§ Entries shown
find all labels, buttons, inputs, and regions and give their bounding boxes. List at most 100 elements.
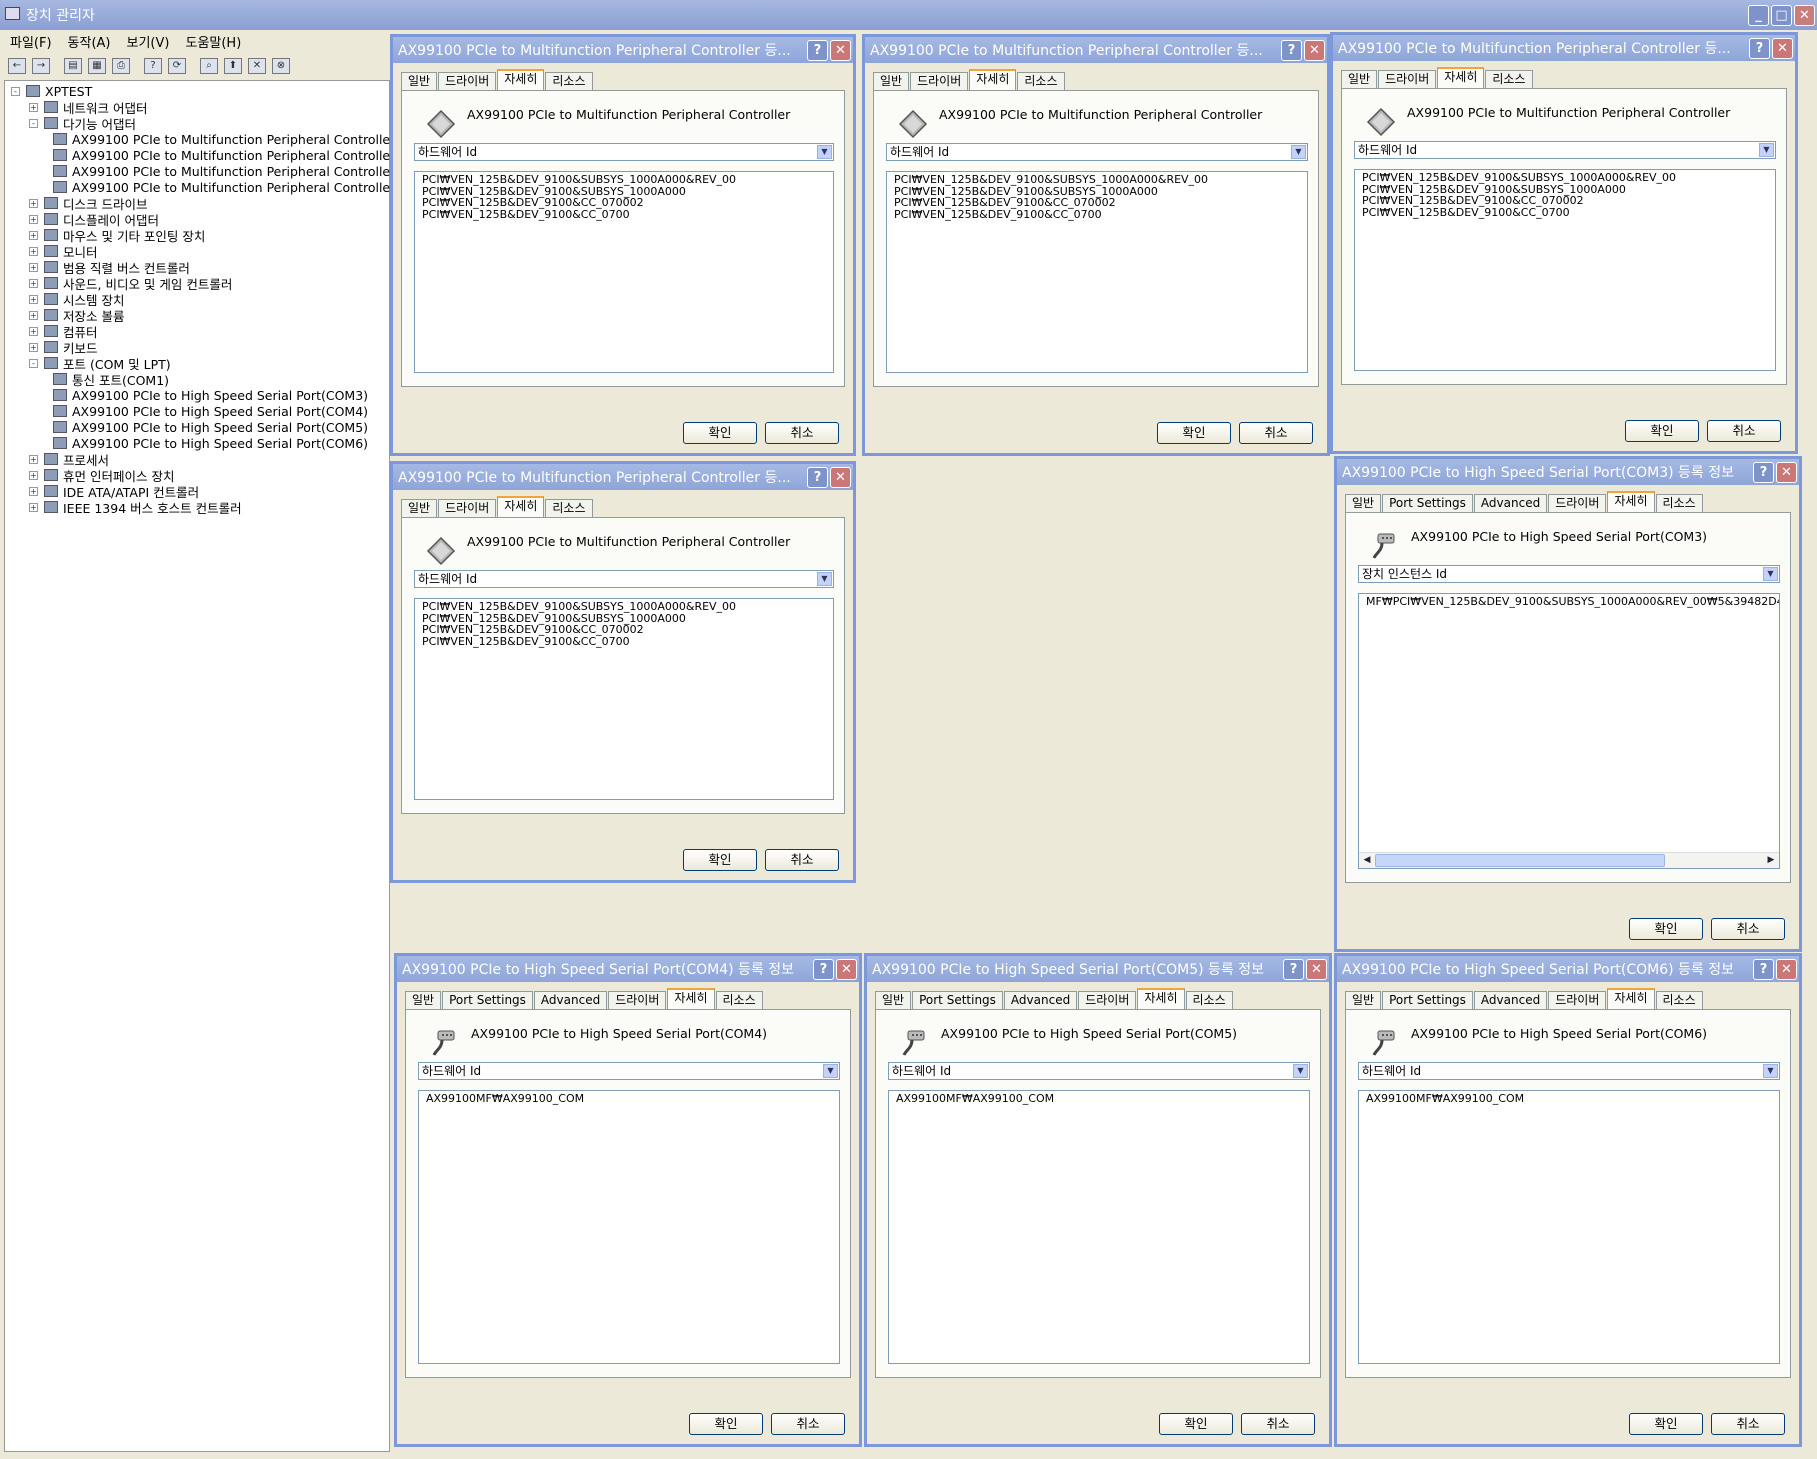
tree-node[interactable]: AX99100 PCIe to Multifunction Peripheral… xyxy=(47,147,395,163)
tab[interactable]: 드라이버 xyxy=(1548,494,1607,512)
property-dropdown[interactable]: 장치 인스턴스 Id ▼ xyxy=(1358,565,1780,583)
tab[interactable]: 드라이버 xyxy=(608,991,667,1009)
dialog-close-button[interactable]: ✕ xyxy=(1776,461,1797,483)
chevron-down-icon[interactable]: ▼ xyxy=(1293,1064,1308,1078)
tab[interactable]: 일반 xyxy=(1341,70,1378,88)
help-button[interactable]: ? xyxy=(807,466,828,488)
property-value-list[interactable]: MF₩PCI₩VEN_125B&DEV_9100&SUBSYS_1000A000… xyxy=(1358,593,1780,869)
property-value[interactable]: AX99100MF₩AX99100_COM xyxy=(426,1093,832,1105)
help-button[interactable]: ? xyxy=(813,958,834,980)
properties-dialog[interactable]: AX99100 PCIe to Multifunction Peripheral… xyxy=(1330,32,1798,454)
expand-icon[interactable]: + xyxy=(29,342,38,352)
tree-node[interactable]: + IEEE 1394 버스 호스트 컨트롤러 xyxy=(29,499,242,516)
tab[interactable]: Port Settings xyxy=(1382,494,1473,512)
expand-icon[interactable]: + xyxy=(29,278,38,288)
collapse-icon[interactable]: - xyxy=(11,86,20,96)
expand-icon[interactable]: + xyxy=(29,102,38,112)
property-dropdown[interactable]: 하드웨어 Id ▼ xyxy=(414,570,834,588)
scan-icon[interactable]: ⌕ xyxy=(200,58,218,74)
cancel-button[interactable]: 취소 xyxy=(765,849,839,871)
expand-icon[interactable]: + xyxy=(29,246,38,256)
expand-icon[interactable]: + xyxy=(29,470,38,480)
property-dropdown[interactable]: 하드웨어 Id ▼ xyxy=(888,1062,1310,1080)
tab[interactable]: 리소스 xyxy=(545,72,593,90)
chevron-down-icon[interactable]: ▼ xyxy=(1291,145,1306,159)
tab[interactable]: Advanced xyxy=(1003,991,1078,1009)
dialog-close-button[interactable]: ✕ xyxy=(1772,37,1793,59)
properties-dialog[interactable]: AX99100 PCIe to Multifunction Peripheral… xyxy=(390,34,856,456)
dialog-titlebar[interactable]: AX99100 PCIe to High Speed Serial Port(C… xyxy=(397,956,859,982)
cancel-button[interactable]: 취소 xyxy=(1239,422,1313,444)
property-value-list[interactable]: AX99100MF₩AX99100_COM xyxy=(418,1090,840,1364)
ok-button[interactable]: 확인 xyxy=(1625,420,1699,442)
tree-node[interactable]: - 다기능 어댑터 xyxy=(29,115,136,132)
help-button[interactable]: ? xyxy=(1281,39,1302,61)
ok-button[interactable]: 확인 xyxy=(1629,918,1703,940)
property-value[interactable]: PCI₩VEN_125B&DEV_9100&SUBSYS_1000A000&RE… xyxy=(422,601,826,613)
property-value[interactable]: PCI₩VEN_125B&DEV_9100&CC_070002 xyxy=(894,197,1300,209)
scroll-thumb[interactable] xyxy=(1375,854,1665,867)
properties-dialog[interactable]: AX99100 PCIe to High Speed Serial Port(C… xyxy=(864,953,1332,1447)
tab[interactable]: 일반 xyxy=(1345,991,1382,1009)
tab[interactable]: 자세히 xyxy=(1137,988,1185,1009)
tab[interactable]: 드라이버 xyxy=(1078,991,1137,1009)
dialog-titlebar[interactable]: AX99100 PCIe to Multifunction Peripheral… xyxy=(1333,35,1795,61)
tab[interactable]: 리소스 xyxy=(1485,70,1533,88)
property-value[interactable]: PCI₩VEN_125B&DEV_9100&SUBSYS_1000A000&RE… xyxy=(1362,172,1768,184)
property-value-list[interactable]: PCI₩VEN_125B&DEV_9100&SUBSYS_1000A000&RE… xyxy=(414,598,834,800)
tab[interactable]: 자세히 xyxy=(667,988,715,1009)
tree-node[interactable]: 통신 포트(COM1) xyxy=(47,371,169,388)
cancel-button[interactable]: 취소 xyxy=(765,422,839,444)
ok-button[interactable]: 확인 xyxy=(1629,1413,1703,1435)
uninstall-icon[interactable]: ⊗ xyxy=(272,58,290,74)
help-button[interactable]: ? xyxy=(1283,958,1304,980)
property-value-list[interactable]: PCI₩VEN_125B&DEV_9100&SUBSYS_1000A000&RE… xyxy=(1354,169,1776,371)
update-driver-icon[interactable]: ⬆ xyxy=(224,58,242,74)
property-value[interactable]: PCI₩VEN_125B&DEV_9100&CC_070002 xyxy=(422,624,826,636)
chevron-down-icon[interactable]: ▼ xyxy=(817,145,832,159)
properties-dialog[interactable]: AX99100 PCIe to Multifunction Peripheral… xyxy=(862,34,1330,456)
cancel-button[interactable]: 취소 xyxy=(771,1413,845,1435)
back-icon[interactable]: ← xyxy=(8,58,26,74)
cancel-button[interactable]: 취소 xyxy=(1711,918,1785,940)
cancel-button[interactable]: 취소 xyxy=(1241,1413,1315,1435)
chevron-down-icon[interactable]: ▼ xyxy=(817,572,832,586)
expand-icon[interactable]: + xyxy=(29,502,38,512)
properties-dialog[interactable]: AX99100 PCIe to High Speed Serial Port(C… xyxy=(394,953,862,1447)
tab[interactable]: 드라이버 xyxy=(438,72,497,90)
tab[interactable]: Advanced xyxy=(1473,494,1548,512)
tab[interactable]: 일반 xyxy=(401,499,438,517)
property-value-list[interactable]: AX99100MF₩AX99100_COM xyxy=(1358,1090,1780,1364)
tab[interactable]: Port Settings xyxy=(442,991,533,1009)
tab[interactable]: 일반 xyxy=(1345,494,1382,512)
scroll-right-icon[interactable]: ▶ xyxy=(1764,854,1778,867)
dialog-titlebar[interactable]: AX99100 PCIe to Multifunction Peripheral… xyxy=(865,37,1327,63)
scroll-left-icon[interactable]: ◀ xyxy=(1360,854,1374,867)
property-value-list[interactable]: AX99100MF₩AX99100_COM xyxy=(888,1090,1310,1364)
expand-icon[interactable]: + xyxy=(29,294,38,304)
tab[interactable]: 자세히 xyxy=(1437,67,1485,88)
properties-dialog[interactable]: AX99100 PCIe to High Speed Serial Port(C… xyxy=(1334,456,1802,952)
chevron-down-icon[interactable]: ▼ xyxy=(1763,1064,1778,1078)
expand-icon[interactable]: + xyxy=(29,198,38,208)
property-value[interactable]: PCI₩VEN_125B&DEV_9100&CC_0700 xyxy=(1362,206,1768,219)
ok-button[interactable]: 확인 xyxy=(1157,422,1231,444)
dialog-close-button[interactable]: ✕ xyxy=(1306,958,1327,980)
tab[interactable]: 리소스 xyxy=(1655,494,1703,512)
forward-icon[interactable]: → xyxy=(32,58,50,74)
tab[interactable]: 일반 xyxy=(873,72,910,90)
property-value-list[interactable]: PCI₩VEN_125B&DEV_9100&SUBSYS_1000A000&RE… xyxy=(414,171,834,373)
property-value[interactable]: PCI₩VEN_125B&DEV_9100&CC_0700 xyxy=(422,635,826,648)
expand-icon[interactable]: + xyxy=(29,214,38,224)
tab[interactable]: 드라이버 xyxy=(438,499,497,517)
tree-node[interactable]: AX99100 PCIe to High Speed Serial Port(C… xyxy=(47,387,368,403)
tab[interactable]: 리소스 xyxy=(715,991,763,1009)
property-dropdown[interactable]: 하드웨어 Id ▼ xyxy=(886,143,1308,161)
menu-action[interactable]: 동작(A) xyxy=(68,32,111,51)
tab[interactable]: 리소스 xyxy=(1017,72,1065,90)
dialog-titlebar[interactable]: AX99100 PCIe to High Speed Serial Port(C… xyxy=(867,956,1329,982)
tab[interactable]: Advanced xyxy=(533,991,608,1009)
property-value[interactable]: MF₩PCI₩VEN_125B&DEV_9100&SUBSYS_1000A000… xyxy=(1366,596,1779,608)
property-value[interactable]: PCI₩VEN_125B&DEV_9100&CC_070002 xyxy=(1362,195,1768,207)
collapse-icon[interactable]: - xyxy=(29,358,38,368)
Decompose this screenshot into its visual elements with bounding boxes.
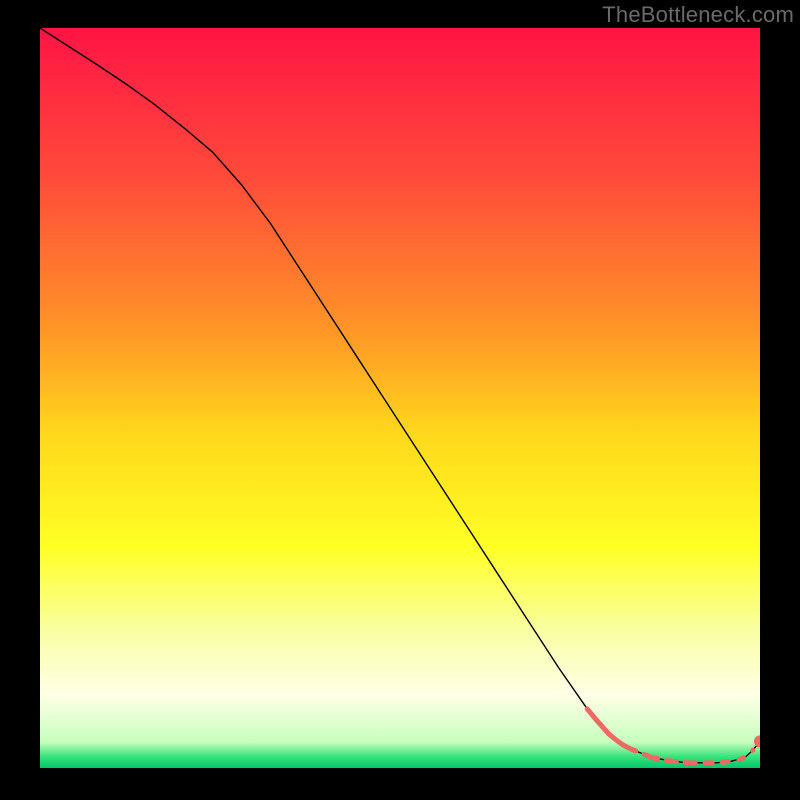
watermark-text: TheBottleneck.com [602, 2, 794, 28]
chart-svg [40, 28, 760, 768]
plot-area [40, 28, 760, 768]
chart-frame: TheBottleneck.com [0, 0, 800, 800]
gradient-background [40, 28, 760, 768]
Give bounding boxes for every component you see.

§ Task objective
In everything from the line containing "watermark-text: TheBottleneck.com [602, 2, 794, 28]" down to the end of the records, swap "gradient-background" for "solid-background" and write those lines out again with nothing else changed.

§ Exercise answer
watermark-text: TheBottleneck.com [602, 2, 794, 28]
chart-svg [40, 28, 760, 768]
plot-area [40, 28, 760, 768]
chart-frame: TheBottleneck.com [0, 0, 800, 800]
solid-background [40, 28, 760, 768]
Give bounding boxes for every component you see.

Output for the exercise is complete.